_Information provided:_

%%

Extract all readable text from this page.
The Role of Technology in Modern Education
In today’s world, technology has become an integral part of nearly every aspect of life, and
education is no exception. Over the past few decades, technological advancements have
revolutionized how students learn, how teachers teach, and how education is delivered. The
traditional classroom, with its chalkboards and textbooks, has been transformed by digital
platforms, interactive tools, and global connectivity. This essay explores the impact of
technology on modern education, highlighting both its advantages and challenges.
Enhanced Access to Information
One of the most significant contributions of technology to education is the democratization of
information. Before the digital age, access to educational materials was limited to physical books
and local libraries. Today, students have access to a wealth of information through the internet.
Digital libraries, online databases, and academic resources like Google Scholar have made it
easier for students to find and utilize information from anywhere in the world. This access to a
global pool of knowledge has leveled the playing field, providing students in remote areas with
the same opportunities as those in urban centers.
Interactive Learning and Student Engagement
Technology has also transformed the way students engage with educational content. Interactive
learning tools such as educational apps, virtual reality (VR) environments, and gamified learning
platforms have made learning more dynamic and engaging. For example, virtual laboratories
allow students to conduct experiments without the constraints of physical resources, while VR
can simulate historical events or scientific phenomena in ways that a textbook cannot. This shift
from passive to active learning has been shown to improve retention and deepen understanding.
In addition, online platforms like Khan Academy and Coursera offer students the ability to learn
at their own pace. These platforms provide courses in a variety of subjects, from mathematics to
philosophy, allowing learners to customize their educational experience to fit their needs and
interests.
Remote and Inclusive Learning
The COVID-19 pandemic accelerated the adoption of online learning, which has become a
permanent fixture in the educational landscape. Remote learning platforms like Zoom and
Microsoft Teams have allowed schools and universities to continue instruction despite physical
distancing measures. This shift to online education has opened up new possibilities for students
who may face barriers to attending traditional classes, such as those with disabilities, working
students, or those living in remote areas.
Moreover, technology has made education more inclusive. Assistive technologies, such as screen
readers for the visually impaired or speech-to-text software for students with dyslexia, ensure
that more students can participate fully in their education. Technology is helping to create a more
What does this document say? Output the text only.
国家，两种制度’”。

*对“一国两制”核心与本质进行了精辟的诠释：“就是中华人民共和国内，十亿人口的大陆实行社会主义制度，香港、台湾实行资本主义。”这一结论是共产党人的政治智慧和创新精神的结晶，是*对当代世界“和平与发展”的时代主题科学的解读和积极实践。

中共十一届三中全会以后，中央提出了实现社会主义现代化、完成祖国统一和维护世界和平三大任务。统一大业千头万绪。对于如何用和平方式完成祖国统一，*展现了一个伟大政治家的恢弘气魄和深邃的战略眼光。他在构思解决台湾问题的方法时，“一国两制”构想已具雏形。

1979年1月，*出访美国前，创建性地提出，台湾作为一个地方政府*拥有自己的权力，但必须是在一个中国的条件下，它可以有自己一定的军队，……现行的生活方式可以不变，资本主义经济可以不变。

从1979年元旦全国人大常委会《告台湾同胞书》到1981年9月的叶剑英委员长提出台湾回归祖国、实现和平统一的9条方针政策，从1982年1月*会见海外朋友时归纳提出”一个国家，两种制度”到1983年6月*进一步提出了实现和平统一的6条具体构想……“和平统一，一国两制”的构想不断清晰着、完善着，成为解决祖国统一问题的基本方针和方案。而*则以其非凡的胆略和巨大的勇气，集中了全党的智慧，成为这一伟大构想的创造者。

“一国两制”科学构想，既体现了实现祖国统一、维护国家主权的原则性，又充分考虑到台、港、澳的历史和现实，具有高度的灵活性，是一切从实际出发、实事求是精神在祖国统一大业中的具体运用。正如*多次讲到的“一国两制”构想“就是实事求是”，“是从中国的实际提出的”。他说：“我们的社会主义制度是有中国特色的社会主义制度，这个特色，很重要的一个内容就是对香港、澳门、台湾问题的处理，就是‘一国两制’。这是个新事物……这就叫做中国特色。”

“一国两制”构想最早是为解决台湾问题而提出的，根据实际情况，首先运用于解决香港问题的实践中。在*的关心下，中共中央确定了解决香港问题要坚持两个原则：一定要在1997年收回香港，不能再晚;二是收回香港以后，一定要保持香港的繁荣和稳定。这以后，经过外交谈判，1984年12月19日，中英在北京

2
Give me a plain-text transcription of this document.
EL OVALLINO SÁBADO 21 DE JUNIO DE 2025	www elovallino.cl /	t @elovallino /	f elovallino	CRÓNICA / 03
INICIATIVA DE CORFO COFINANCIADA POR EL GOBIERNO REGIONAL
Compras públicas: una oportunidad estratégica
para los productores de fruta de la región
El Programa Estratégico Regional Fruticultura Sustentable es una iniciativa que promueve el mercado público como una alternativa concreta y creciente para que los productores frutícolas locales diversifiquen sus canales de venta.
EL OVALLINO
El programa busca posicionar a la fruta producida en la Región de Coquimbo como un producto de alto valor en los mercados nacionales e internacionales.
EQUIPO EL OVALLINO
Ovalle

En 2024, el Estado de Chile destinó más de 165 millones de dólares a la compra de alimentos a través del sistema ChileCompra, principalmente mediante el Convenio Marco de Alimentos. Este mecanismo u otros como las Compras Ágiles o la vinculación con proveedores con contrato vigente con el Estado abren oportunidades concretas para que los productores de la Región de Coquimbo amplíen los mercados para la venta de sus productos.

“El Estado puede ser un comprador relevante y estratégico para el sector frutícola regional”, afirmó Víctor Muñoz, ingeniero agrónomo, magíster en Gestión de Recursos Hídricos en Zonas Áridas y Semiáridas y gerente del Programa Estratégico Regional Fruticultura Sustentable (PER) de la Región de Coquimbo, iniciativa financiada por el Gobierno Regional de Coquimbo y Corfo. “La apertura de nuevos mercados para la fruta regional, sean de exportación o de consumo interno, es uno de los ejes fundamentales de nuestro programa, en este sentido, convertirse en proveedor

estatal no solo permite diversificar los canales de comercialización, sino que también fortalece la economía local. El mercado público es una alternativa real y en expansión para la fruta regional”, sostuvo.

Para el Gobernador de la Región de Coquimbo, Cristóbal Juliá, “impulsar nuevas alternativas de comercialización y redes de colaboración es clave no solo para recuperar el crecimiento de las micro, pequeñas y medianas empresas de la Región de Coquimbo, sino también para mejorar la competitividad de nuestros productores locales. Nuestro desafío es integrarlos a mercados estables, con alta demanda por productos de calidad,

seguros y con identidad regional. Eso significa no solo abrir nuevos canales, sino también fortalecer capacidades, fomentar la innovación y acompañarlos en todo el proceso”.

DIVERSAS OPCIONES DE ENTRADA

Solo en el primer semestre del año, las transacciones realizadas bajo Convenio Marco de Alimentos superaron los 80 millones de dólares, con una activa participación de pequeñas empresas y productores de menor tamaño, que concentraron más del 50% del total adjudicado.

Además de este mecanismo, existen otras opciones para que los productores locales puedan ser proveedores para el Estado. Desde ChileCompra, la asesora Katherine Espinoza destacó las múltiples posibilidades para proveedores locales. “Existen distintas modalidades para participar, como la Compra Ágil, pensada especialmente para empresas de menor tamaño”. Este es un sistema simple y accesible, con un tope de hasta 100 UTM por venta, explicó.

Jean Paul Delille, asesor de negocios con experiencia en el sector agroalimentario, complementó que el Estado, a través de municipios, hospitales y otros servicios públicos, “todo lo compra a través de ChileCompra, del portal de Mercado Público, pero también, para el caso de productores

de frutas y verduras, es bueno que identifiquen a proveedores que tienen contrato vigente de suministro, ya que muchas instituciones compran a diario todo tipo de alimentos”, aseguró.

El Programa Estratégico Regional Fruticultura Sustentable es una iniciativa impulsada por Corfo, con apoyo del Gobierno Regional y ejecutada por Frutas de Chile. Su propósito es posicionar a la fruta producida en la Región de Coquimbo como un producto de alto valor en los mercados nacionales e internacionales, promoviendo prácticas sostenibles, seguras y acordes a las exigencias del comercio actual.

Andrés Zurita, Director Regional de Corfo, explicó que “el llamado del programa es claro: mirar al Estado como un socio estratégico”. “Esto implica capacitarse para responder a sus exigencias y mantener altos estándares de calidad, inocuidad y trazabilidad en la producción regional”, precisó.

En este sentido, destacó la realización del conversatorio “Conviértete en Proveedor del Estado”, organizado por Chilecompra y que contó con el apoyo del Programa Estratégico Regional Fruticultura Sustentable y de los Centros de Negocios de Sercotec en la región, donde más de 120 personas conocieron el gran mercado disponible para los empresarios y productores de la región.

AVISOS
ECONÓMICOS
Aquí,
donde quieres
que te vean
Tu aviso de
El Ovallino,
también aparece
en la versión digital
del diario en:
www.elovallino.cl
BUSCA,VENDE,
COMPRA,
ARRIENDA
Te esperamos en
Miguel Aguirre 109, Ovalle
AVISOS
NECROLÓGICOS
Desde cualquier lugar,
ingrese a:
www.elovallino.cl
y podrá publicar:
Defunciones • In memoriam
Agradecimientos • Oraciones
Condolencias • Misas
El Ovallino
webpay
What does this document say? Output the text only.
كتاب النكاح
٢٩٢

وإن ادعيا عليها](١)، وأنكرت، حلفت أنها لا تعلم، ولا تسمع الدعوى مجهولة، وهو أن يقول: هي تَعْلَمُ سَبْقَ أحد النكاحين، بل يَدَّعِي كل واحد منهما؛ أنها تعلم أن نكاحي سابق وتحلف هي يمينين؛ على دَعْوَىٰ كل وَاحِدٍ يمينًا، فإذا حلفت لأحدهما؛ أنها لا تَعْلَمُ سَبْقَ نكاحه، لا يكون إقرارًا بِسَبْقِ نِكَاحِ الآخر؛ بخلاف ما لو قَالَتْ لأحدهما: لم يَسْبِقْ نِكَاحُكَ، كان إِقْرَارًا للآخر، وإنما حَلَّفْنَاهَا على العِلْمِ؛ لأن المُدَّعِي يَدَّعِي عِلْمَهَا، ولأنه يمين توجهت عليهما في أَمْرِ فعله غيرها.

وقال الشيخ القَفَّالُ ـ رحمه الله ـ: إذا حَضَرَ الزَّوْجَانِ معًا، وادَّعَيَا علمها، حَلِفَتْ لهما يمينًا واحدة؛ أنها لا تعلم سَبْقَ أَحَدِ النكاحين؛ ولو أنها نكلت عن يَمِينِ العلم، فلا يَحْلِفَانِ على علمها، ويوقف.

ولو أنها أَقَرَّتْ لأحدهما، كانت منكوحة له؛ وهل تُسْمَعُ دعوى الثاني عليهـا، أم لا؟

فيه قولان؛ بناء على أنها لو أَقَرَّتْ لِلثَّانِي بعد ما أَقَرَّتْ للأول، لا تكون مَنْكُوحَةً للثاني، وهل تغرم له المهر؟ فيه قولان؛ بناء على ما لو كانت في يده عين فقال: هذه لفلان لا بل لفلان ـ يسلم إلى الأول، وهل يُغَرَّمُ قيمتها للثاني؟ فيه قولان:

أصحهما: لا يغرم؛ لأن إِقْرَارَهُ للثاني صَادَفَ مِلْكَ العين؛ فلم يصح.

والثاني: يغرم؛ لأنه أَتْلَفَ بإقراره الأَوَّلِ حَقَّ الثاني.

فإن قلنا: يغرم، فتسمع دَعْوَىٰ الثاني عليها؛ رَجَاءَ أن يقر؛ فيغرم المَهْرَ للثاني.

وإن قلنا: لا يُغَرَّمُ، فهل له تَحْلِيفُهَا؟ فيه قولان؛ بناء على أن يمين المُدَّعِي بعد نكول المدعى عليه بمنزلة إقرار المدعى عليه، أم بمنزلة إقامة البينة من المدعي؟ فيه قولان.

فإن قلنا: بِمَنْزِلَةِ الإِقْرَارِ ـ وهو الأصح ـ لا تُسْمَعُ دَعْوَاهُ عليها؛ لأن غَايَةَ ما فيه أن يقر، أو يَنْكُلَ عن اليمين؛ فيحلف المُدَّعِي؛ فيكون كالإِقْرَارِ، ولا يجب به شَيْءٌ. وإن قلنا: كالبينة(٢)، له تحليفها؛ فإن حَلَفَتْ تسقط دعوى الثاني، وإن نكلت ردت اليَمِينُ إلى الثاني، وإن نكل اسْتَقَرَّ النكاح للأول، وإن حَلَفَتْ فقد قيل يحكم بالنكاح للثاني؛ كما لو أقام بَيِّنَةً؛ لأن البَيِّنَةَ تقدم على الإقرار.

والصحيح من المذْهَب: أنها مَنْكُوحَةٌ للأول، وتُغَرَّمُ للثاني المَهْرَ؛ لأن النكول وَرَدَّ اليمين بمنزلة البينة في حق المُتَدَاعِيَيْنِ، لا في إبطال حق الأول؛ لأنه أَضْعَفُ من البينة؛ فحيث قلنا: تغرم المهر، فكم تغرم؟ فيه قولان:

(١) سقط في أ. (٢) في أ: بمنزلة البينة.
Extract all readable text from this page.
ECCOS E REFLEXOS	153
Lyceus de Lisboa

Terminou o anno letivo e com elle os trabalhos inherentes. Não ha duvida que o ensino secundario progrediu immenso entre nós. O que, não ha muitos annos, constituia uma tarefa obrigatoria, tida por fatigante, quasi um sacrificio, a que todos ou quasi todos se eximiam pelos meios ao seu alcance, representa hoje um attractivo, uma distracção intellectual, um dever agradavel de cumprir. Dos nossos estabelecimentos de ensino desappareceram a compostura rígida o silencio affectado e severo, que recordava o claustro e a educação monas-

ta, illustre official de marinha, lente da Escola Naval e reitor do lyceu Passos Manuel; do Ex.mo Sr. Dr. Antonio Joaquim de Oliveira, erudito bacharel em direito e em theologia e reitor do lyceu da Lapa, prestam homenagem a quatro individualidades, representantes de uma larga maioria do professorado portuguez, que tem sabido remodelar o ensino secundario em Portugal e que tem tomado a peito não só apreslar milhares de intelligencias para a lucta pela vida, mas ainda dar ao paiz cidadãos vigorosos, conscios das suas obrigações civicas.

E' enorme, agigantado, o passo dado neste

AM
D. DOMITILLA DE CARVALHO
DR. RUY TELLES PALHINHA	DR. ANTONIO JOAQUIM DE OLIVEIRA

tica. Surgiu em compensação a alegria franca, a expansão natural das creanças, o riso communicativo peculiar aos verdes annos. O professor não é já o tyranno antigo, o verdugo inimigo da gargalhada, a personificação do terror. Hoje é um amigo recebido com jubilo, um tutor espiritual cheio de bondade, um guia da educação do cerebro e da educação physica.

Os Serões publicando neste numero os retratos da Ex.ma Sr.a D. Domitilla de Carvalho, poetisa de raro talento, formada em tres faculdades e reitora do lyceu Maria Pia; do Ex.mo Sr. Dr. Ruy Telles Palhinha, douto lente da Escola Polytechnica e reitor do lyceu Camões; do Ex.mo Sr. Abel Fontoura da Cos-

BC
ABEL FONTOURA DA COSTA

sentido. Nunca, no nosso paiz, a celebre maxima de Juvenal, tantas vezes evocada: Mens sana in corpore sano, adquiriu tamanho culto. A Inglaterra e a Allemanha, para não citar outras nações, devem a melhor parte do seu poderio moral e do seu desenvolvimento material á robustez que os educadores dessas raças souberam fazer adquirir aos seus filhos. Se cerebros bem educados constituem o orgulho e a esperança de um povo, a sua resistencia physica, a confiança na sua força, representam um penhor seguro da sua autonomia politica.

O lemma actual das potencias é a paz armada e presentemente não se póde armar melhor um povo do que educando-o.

%%

_Task statement:_ Reproduce every line of the listing above in which the string "their" appears.

_Task result:_
at their own pace. These platforms provide courses in a variety of subjects, from mathematics to
philosophy, allowing learners to customize their educational experience to fit their needs and
that more students can participate fully in their education. Technology is helping to create a more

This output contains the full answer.